» Goal of the exercise: Go through the entries below and copy each line containing the word "document".
— start Extracted records —
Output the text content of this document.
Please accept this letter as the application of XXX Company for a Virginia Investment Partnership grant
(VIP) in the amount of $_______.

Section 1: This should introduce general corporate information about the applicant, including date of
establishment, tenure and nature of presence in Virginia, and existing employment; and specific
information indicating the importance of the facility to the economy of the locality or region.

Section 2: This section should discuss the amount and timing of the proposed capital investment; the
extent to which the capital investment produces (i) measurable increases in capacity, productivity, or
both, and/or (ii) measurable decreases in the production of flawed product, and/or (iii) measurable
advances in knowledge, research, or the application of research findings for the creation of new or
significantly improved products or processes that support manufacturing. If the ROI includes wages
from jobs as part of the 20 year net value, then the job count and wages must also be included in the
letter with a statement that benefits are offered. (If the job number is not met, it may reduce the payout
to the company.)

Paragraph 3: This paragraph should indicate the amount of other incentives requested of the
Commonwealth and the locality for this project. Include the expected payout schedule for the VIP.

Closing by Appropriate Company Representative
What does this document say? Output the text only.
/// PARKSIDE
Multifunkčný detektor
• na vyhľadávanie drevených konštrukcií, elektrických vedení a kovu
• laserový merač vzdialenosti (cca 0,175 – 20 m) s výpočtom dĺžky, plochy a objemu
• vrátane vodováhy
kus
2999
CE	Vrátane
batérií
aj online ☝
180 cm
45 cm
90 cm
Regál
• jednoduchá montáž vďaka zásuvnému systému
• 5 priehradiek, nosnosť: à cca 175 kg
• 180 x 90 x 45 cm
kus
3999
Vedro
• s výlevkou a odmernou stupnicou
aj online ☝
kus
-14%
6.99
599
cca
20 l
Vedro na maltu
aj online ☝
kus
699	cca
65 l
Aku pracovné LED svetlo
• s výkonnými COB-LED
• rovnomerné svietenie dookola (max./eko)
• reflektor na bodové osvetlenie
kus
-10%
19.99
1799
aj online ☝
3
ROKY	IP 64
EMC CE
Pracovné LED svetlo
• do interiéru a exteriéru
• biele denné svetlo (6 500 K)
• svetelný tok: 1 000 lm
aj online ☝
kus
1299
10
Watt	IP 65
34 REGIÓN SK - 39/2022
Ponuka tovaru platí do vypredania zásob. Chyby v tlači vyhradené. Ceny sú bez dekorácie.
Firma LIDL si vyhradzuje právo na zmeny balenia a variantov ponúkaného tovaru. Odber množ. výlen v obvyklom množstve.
— end Extracted records —
» Solution to the exercise:
Output the text content of this document.
What does this document say? Output the text only.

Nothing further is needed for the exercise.